→ Written instruction:
Every line containing the word "income" needs to be found and copied.

Items from a figure collection
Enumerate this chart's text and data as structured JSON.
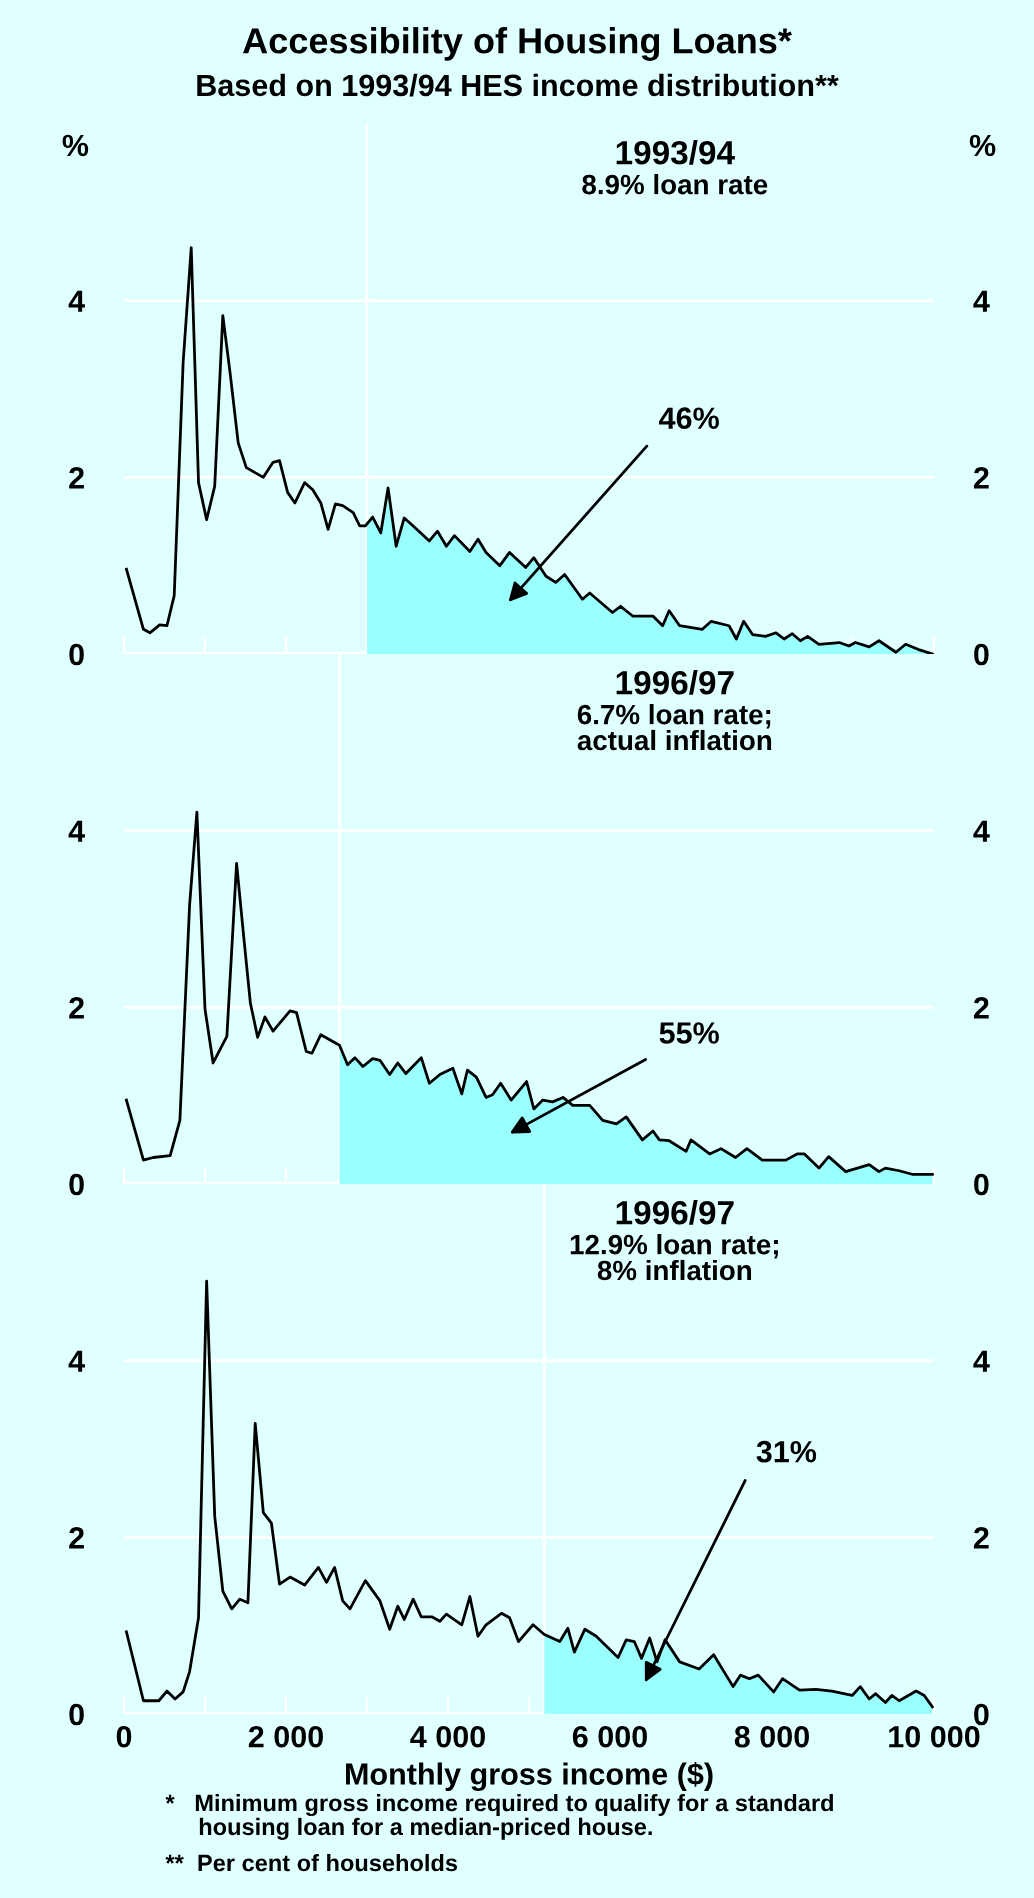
{
  "chart_data": [
    {
      "type": "line",
      "title": "1993/94",
      "subtitle": "8.9% loan rate",
      "ylabel": "%",
      "y2label": "%",
      "annotations": [
        "Accessibility of Housing Loans*",
        "Based on 1993/94 HES income distribution**",
        "46%"
      ],
      "xlim": [
        0,
        10000
      ],
      "xticks": [
        {
          "value": 0,
          "label": null
        },
        {
          "value": 1000,
          "label": null
        },
        {
          "value": 2000,
          "label": null
        },
        {
          "value": 3000,
          "label": null
        },
        {
          "value": 4000,
          "label": null
        },
        {
          "value": 5000,
          "label": null
        },
        {
          "value": 6000,
          "label": null
        },
        {
          "value": 7000,
          "label": null
        },
        {
          "value": 8000,
          "label": null
        },
        {
          "value": 9000,
          "label": null
        },
        {
          "value": 10000,
          "label": null
        }
      ],
      "ylim": [
        0,
        6
      ],
      "yticks": [
        0,
        2,
        4
      ],
      "y2lim": [
        0,
        6
      ],
      "y2ticks": [
        0,
        2,
        4
      ],
      "tick_labels": "y",
      "grid": "y",
      "legend": false,
      "ref_lines": [
        {
          "axis": "x",
          "value": 3000,
          "label": null,
          "color": "#ffffff"
        }
      ],
      "series": [
        {
          "type": "area",
          "color": "#99ffff",
          "x": [
            3000,
            3070,
            3170,
            3260,
            3360,
            3460,
            3570,
            3770,
            3870,
            3980,
            4080,
            4270,
            4370,
            4470,
            4640,
            4760,
            4960,
            5060,
            5210,
            5330,
            5440,
            5660,
            5750,
            6030,
            6130,
            6280,
            6530,
            6650,
            6730,
            6860,
            7140,
            7250,
            7470,
            7560,
            7650,
            7760,
            7920,
            8050,
            8150,
            8250,
            8350,
            8440,
            8580,
            8830,
            8950,
            9030,
            9200,
            9320,
            9530,
            9650,
            9810,
            9980
          ],
          "values": [
            1.45,
            1.55,
            1.37,
            1.88,
            1.22,
            1.54,
            1.45,
            1.28,
            1.39,
            1.22,
            1.34,
            1.16,
            1.3,
            1.15,
            1.0,
            1.15,
            0.98,
            1.09,
            0.88,
            0.81,
            0.9,
            0.62,
            0.69,
            0.47,
            0.54,
            0.43,
            0.43,
            0.32,
            0.49,
            0.32,
            0.28,
            0.37,
            0.32,
            0.17,
            0.37,
            0.22,
            0.2,
            0.24,
            0.17,
            0.23,
            0.15,
            0.2,
            0.11,
            0.13,
            0.09,
            0.13,
            0.08,
            0.15,
            0.02,
            0.11,
            0.05,
            0.0
          ]
        },
        {
          "color": "#000000",
          "x": [
            30,
            240,
            320,
            440,
            530,
            620,
            730,
            830,
            920,
            1020,
            1120,
            1220,
            1310,
            1410,
            1510,
            1720,
            1840,
            1920,
            2020,
            2110,
            2230,
            2330,
            2430,
            2520,
            2610,
            2700,
            2830,
            2910,
            2980,
            3070,
            3170,
            3260,
            3360,
            3460,
            3570,
            3770,
            3870,
            3980,
            4080,
            4270,
            4370,
            4470,
            4640,
            4760,
            4960,
            5060,
            5210,
            5330,
            5440,
            5660,
            5750,
            6030,
            6130,
            6280,
            6530,
            6650,
            6730,
            6860,
            7140,
            7250,
            7470,
            7560,
            7650,
            7760,
            7920,
            8050,
            8150,
            8250,
            8350,
            8440,
            8580,
            8830,
            8950,
            9030,
            9200,
            9320,
            9530,
            9650,
            9810,
            9980
          ],
          "values": [
            0.96,
            0.28,
            0.24,
            0.33,
            0.32,
            0.66,
            3.3,
            4.6,
            1.94,
            1.52,
            1.9,
            3.83,
            3.18,
            2.39,
            2.11,
            2.0,
            2.17,
            2.19,
            1.83,
            1.71,
            1.94,
            1.86,
            1.71,
            1.41,
            1.7,
            1.68,
            1.6,
            1.45,
            1.45,
            1.55,
            1.37,
            1.88,
            1.22,
            1.54,
            1.45,
            1.28,
            1.39,
            1.22,
            1.34,
            1.16,
            1.3,
            1.15,
            1.0,
            1.15,
            0.98,
            1.09,
            0.88,
            0.81,
            0.9,
            0.62,
            0.69,
            0.47,
            0.54,
            0.43,
            0.43,
            0.32,
            0.49,
            0.32,
            0.28,
            0.37,
            0.32,
            0.17,
            0.37,
            0.22,
            0.2,
            0.24,
            0.17,
            0.23,
            0.15,
            0.2,
            0.11,
            0.13,
            0.09,
            0.13,
            0.08,
            0.15,
            0.02,
            0.11,
            0.05,
            0.0
          ]
        }
      ]
    },
    {
      "type": "line",
      "title": "1996/97",
      "subtitle": "6.7% loan rate;\nactual inflation",
      "annotations": [
        "55%"
      ],
      "xlim": [
        0,
        10000
      ],
      "xticks": [
        {
          "value": 0,
          "label": null
        },
        {
          "value": 1000,
          "label": null
        },
        {
          "value": 2000,
          "label": null
        },
        {
          "value": 3000,
          "label": null
        },
        {
          "value": 4000,
          "label": null
        },
        {
          "value": 5000,
          "label": null
        },
        {
          "value": 6000,
          "label": null
        },
        {
          "value": 7000,
          "label": null
        },
        {
          "value": 8000,
          "label": null
        },
        {
          "value": 9000,
          "label": null
        },
        {
          "value": 10000,
          "label": null
        }
      ],
      "ylim": [
        0,
        6
      ],
      "yticks": [
        0,
        2,
        4
      ],
      "y2lim": [
        0,
        6
      ],
      "y2ticks": [
        0,
        2,
        4
      ],
      "tick_labels": "y",
      "grid": "y",
      "legend": false,
      "ref_lines": [
        {
          "axis": "x",
          "value": 2660,
          "label": null,
          "color": "#ffffff"
        }
      ],
      "series": [
        {
          "type": "area",
          "color": "#99ffff",
          "x": [
            2660,
            2760,
            2850,
            2950,
            3070,
            3160,
            3280,
            3380,
            3480,
            3670,
            3770,
            3900,
            4060,
            4170,
            4240,
            4350,
            4470,
            4550,
            4650,
            4780,
            4970,
            5060,
            5170,
            5290,
            5420,
            5540,
            5750,
            5910,
            6080,
            6200,
            6400,
            6530,
            6610,
            6730,
            6940,
            7000,
            7230,
            7370,
            7550,
            7690,
            7880,
            8170,
            8310,
            8400,
            8580,
            8700,
            8910,
            9200,
            9320,
            9400,
            9570,
            9730,
            9980
          ],
          "values": [
            1.57,
            1.35,
            1.43,
            1.33,
            1.42,
            1.4,
            1.24,
            1.37,
            1.25,
            1.43,
            1.14,
            1.24,
            1.31,
            1.02,
            1.29,
            1.21,
            0.98,
            1.01,
            1.14,
            0.95,
            1.16,
            0.85,
            0.95,
            0.93,
            0.98,
            0.89,
            0.89,
            0.72,
            0.68,
            0.76,
            0.5,
            0.6,
            0.5,
            0.49,
            0.37,
            0.5,
            0.34,
            0.4,
            0.3,
            0.4,
            0.27,
            0.27,
            0.34,
            0.34,
            0.18,
            0.31,
            0.14,
            0.22,
            0.14,
            0.18,
            0.15,
            0.11,
            0.11
          ]
        },
        {
          "color": "#000000",
          "x": [
            30,
            240,
            360,
            570,
            690,
            810,
            900,
            1000,
            1100,
            1270,
            1390,
            1480,
            1560,
            1650,
            1740,
            1840,
            2050,
            2130,
            2250,
            2320,
            2430,
            2660,
            2760,
            2850,
            2950,
            3070,
            3160,
            3280,
            3380,
            3480,
            3670,
            3770,
            3900,
            4060,
            4170,
            4240,
            4350,
            4470,
            4550,
            4650,
            4780,
            4970,
            5060,
            5170,
            5290,
            5420,
            5540,
            5750,
            5910,
            6080,
            6200,
            6400,
            6530,
            6610,
            6730,
            6940,
            7000,
            7230,
            7370,
            7550,
            7690,
            7880,
            8170,
            8310,
            8400,
            8580,
            8700,
            8910,
            9200,
            9320,
            9400,
            9570,
            9730,
            9980
          ],
          "values": [
            0.95,
            0.27,
            0.3,
            0.32,
            0.72,
            3.16,
            4.21,
            1.98,
            1.37,
            1.67,
            3.63,
            2.78,
            2.05,
            1.66,
            1.89,
            1.73,
            1.96,
            1.94,
            1.5,
            1.48,
            1.69,
            1.57,
            1.35,
            1.43,
            1.33,
            1.42,
            1.4,
            1.24,
            1.37,
            1.25,
            1.43,
            1.14,
            1.24,
            1.31,
            1.02,
            1.29,
            1.21,
            0.98,
            1.01,
            1.14,
            0.95,
            1.16,
            0.85,
            0.95,
            0.93,
            0.98,
            0.89,
            0.89,
            0.72,
            0.68,
            0.76,
            0.5,
            0.6,
            0.5,
            0.49,
            0.37,
            0.5,
            0.34,
            0.4,
            0.3,
            0.4,
            0.27,
            0.27,
            0.34,
            0.34,
            0.18,
            0.31,
            0.14,
            0.22,
            0.14,
            0.18,
            0.15,
            0.11,
            0.11
          ]
        }
      ]
    },
    {
      "type": "line",
      "title": "1996/97",
      "subtitle": "12.9% loan rate;\n8% inflation",
      "xlabel": "Monthly gross income ($)",
      "annotations": [
        "31%",
        "*   Minimum gross income required to qualify for a standard\n     housing loan for a median-priced house.",
        "**  Per cent of households"
      ],
      "xlim": [
        0,
        10000
      ],
      "xticks": [
        0,
        {
          "value": 1000,
          "label": null
        },
        {
          "value": 2000,
          "label": "2 000"
        },
        {
          "value": 3000,
          "label": null
        },
        {
          "value": 4000,
          "label": "4 000"
        },
        {
          "value": 5000,
          "label": null
        },
        {
          "value": 6000,
          "label": "6 000"
        },
        {
          "value": 7000,
          "label": null
        },
        {
          "value": 8000,
          "label": "8 000"
        },
        {
          "value": 9000,
          "label": null
        },
        {
          "value": 10000,
          "label": "10 000"
        }
      ],
      "ylim": [
        0,
        6
      ],
      "yticks": [
        0,
        2,
        4
      ],
      "y2lim": [
        0,
        6
      ],
      "y2ticks": [
        0,
        2,
        4
      ],
      "grid": "y",
      "legend": false,
      "ref_lines": [
        {
          "axis": "x",
          "value": 5190,
          "label": null,
          "color": "#ffffff"
        }
      ],
      "series": [
        {
          "type": "area",
          "color": "#99ffff",
          "x": [
            5190,
            5380,
            5480,
            5560,
            5690,
            5830,
            6100,
            6200,
            6300,
            6390,
            6490,
            6580,
            6680,
            6860,
            7100,
            7280,
            7520,
            7610,
            7720,
            7830,
            8020,
            8130,
            8340,
            8540,
            8740,
            8990,
            9090,
            9200,
            9280,
            9400,
            9480,
            9570,
            9780,
            9880,
            9980
          ],
          "values": [
            0.9,
            0.82,
            0.97,
            0.7,
            0.96,
            0.88,
            0.64,
            0.84,
            0.82,
            0.63,
            0.86,
            0.59,
            0.84,
            0.59,
            0.51,
            0.67,
            0.31,
            0.44,
            0.4,
            0.44,
            0.25,
            0.4,
            0.27,
            0.28,
            0.26,
            0.21,
            0.31,
            0.17,
            0.23,
            0.13,
            0.21,
            0.15,
            0.26,
            0.21,
            0.08
          ]
        },
        {
          "color": "#000000",
          "x": [
            30,
            240,
            430,
            530,
            630,
            730,
            810,
            920,
            1020,
            1120,
            1220,
            1330,
            1430,
            1530,
            1620,
            1720,
            1820,
            1920,
            2050,
            2230,
            2400,
            2500,
            2600,
            2700,
            2790,
            2980,
            3160,
            3280,
            3380,
            3460,
            3570,
            3670,
            3800,
            3900,
            3980,
            4170,
            4270,
            4370,
            4470,
            4660,
            4760,
            4870,
            5050,
            5190,
            5380,
            5480,
            5560,
            5690,
            5830,
            6100,
            6200,
            6300,
            6390,
            6490,
            6580,
            6680,
            6860,
            7100,
            7280,
            7520,
            7610,
            7720,
            7830,
            8020,
            8130,
            8340,
            8540,
            8740,
            8990,
            9090,
            9200,
            9280,
            9400,
            9480,
            9570,
            9780,
            9880,
            9980
          ],
          "values": [
            0.93,
            0.15,
            0.15,
            0.26,
            0.17,
            0.25,
            0.48,
            1.09,
            4.9,
            2.24,
            1.39,
            1.19,
            1.3,
            1.26,
            3.29,
            2.28,
            2.16,
            1.47,
            1.55,
            1.46,
            1.66,
            1.49,
            1.66,
            1.28,
            1.19,
            1.51,
            1.28,
            0.96,
            1.22,
            1.07,
            1.3,
            1.1,
            1.1,
            1.05,
            1.13,
            1.01,
            1.33,
            0.88,
            1.01,
            1.14,
            1.09,
            0.82,
            1.01,
            0.9,
            0.82,
            0.97,
            0.7,
            0.96,
            0.88,
            0.64,
            0.84,
            0.82,
            0.63,
            0.86,
            0.59,
            0.84,
            0.59,
            0.51,
            0.67,
            0.31,
            0.44,
            0.4,
            0.44,
            0.25,
            0.4,
            0.27,
            0.28,
            0.26,
            0.21,
            0.31,
            0.17,
            0.23,
            0.13,
            0.21,
            0.15,
            0.26,
            0.21,
            0.08
          ]
        }
      ]
    }
  ]
}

→ Task response:
        "Based on 1993/94 HES income distribution**",
      "xlabel": "Monthly gross income ($)",
        "*   Minimum gross income required to qualify for a standard\n     housing loan for a median-priced house.",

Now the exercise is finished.